#### [STUDY TEXT]
More and more companies will apply a multi-stakeholder approach and spur sustainable bond issuance, Moody’s has said in a report.
The credit rating agency forecasted that on the back of this and other environmental, social and governance (ESG) trends that will be accelerated by the coronavirus, sustainable bond issuance could hit between $325bn (€273.7bn) and $375bn in 2020.
Matthew Kuchtyak, AVP-analyst at Moody’s Investors Service, said: “Combined social and sustainability bond volumes could now total $150bn for the year as coronavirus pandemic response efforts and heightened awareness of social issues related to healthcare and inequality continue to support issuance.
“We maintain our green bond issuance forecast, revised in May, of $175bn to $225bn for 2020.”
Sustainable bond trends
Moody’s suggested that three ESG areas will receive heightened focus by market participants going forward.
In addition to shifts from shareholder primacy in corporate decision-making towards a consideration of other stakeholder needs; it identified institutional preparedness for high-impact global risks; and social considerations related to healthcare access and economic inequality (see table below).
“The pandemic may accelerate a shift in companies viewing shareholders as their leading constituency in favour of multiple stakeholders, including clients, employees and their communities, driving an acceptance of a stronger social dimension to corporate strategy.
“For example, a number of aspects of corporate business models and behaviour have received increased attention during the current crisis. These include how a company protects the health and well-being of its staff, whether it has a propensity to furlough workers or make them redundant, what pay and labour practices it follows, and what its shareholder return policies are,” the report said.
In a separate report, Moody’s affiliate Vigeo Eiris identified 122 corporate controversies related to the coronavirus pandemic through 28 May.
Top affected sectors included hotel, leisure goods and services, food, software and information technology services and insurance.
Controversies covered a wide array of issues, led by incidents related to health and safety, customer relations, and social dialogue (see graphs below).

#### [EXERCISES]
- A) According to the article on sustainable bond issuance, what range did Moody's keep as its 2020 green bond issuance forecast?
- B) Continue the article on sustainable bond issuance, starting after its last sentence.

#### [PROVIDED DATA]
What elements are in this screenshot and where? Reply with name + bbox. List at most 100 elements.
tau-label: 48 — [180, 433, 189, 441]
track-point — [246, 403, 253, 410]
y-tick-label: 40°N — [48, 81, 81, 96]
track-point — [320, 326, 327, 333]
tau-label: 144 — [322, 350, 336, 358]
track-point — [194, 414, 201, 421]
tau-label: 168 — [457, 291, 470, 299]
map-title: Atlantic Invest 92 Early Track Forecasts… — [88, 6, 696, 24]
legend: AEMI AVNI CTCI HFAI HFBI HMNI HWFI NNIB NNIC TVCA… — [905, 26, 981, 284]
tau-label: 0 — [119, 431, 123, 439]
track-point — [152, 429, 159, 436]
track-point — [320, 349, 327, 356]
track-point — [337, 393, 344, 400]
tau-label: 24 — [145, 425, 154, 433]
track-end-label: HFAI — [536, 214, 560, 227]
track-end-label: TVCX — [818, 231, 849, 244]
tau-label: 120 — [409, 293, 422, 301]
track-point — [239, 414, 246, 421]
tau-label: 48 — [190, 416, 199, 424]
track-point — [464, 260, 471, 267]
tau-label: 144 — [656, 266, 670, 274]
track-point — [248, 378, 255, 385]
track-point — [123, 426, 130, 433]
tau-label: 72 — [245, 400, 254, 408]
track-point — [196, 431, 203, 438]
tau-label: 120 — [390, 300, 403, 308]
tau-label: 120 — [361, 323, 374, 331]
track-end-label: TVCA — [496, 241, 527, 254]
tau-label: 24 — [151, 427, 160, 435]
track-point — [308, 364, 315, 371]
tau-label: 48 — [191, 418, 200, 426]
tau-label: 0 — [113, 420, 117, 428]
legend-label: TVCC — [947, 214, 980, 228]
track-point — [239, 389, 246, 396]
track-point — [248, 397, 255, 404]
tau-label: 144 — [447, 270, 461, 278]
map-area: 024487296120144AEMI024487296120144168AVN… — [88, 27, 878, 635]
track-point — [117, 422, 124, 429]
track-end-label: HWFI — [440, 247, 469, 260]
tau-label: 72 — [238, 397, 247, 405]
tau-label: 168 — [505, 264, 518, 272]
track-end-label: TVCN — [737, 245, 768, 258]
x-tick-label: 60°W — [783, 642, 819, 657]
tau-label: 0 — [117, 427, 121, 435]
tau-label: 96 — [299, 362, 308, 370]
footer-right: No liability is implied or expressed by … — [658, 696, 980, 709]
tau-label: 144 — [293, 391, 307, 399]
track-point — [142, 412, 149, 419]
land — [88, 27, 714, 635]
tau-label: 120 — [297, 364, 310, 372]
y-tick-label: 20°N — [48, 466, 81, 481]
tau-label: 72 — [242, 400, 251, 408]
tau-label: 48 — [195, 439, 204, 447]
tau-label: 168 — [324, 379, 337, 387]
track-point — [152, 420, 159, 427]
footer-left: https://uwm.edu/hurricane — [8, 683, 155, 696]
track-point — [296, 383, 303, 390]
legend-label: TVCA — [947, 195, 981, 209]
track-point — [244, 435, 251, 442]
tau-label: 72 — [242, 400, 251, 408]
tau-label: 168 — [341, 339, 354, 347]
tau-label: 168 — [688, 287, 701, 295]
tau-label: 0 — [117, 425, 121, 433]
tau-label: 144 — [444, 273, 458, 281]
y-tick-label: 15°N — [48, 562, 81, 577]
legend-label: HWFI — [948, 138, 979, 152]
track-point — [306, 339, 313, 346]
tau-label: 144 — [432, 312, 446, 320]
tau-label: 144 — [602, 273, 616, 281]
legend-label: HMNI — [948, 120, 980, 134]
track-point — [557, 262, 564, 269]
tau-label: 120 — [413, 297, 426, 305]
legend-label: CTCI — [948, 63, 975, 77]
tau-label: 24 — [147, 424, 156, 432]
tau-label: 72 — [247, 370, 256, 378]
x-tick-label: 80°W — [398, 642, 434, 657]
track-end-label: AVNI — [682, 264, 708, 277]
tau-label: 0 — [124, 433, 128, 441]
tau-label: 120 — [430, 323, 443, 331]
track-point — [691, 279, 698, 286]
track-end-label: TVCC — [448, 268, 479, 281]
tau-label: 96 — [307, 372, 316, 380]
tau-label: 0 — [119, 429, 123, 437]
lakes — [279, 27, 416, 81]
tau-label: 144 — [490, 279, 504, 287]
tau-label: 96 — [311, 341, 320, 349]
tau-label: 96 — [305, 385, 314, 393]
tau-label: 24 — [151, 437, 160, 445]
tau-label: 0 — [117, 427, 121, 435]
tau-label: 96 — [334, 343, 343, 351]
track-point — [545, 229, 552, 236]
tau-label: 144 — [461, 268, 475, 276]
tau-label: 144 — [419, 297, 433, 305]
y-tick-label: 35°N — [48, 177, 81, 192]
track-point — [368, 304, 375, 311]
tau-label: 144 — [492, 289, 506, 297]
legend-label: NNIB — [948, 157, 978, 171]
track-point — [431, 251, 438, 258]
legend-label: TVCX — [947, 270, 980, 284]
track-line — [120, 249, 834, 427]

#### [RESULTS FOR EACH TASK]
- A) $175bn to $225bn.

- B)
For example, companies largely relying on gig economy workers – such as Uber Technologies, Lyft and Deliveroo – have faced challenges associated with heightened social risks of employees, who potentially had to choose between their health and their incomes, the report noted.
The Moody’s report further explained that potential shifts in areas such as minimum wage policies, gig economy employment models, executive pay and shareholder returns may also have ramifications for corporate credit quality.
“Companies that change their business models to address these concerns may encounter higher costs and lower profitability,” it said.
This would mean that it becomes more important for companies to adequately convey their sustainability strategies to investors.
But the firm also pointed to opportunities for those companies that are able to successfully adapt to ESG considerations and improve their competitiveness.
Social bond issuance
As a result of these trends, the credit rating agency also found in its report that social bond issuance has hit an all-time record high in Q2, with $33bn, followed by sustainability bonds, which increased to $19.1bn.
While this boosted global sustainable bond issuance to $99.9bn in the second quarter of 2020, green bond volumes recovered only slightly from a prior low in Q1 to $47.8bn (see graph below).
European issuers and financial institutions accounted each for a nearly two-thirds share of global issuance during the quarter (see graph below).
Both of these segments were led by the French insurance organisation Unédic (National Professional Union for Employment in Industry and Trade), which issued two record social bonds of €4bn each in the second quarter, Moody’s said.
The continued battle against Covid-19 and the heightened focus on social issues will continue to bolster social bond issuance during the second half of the year, it added.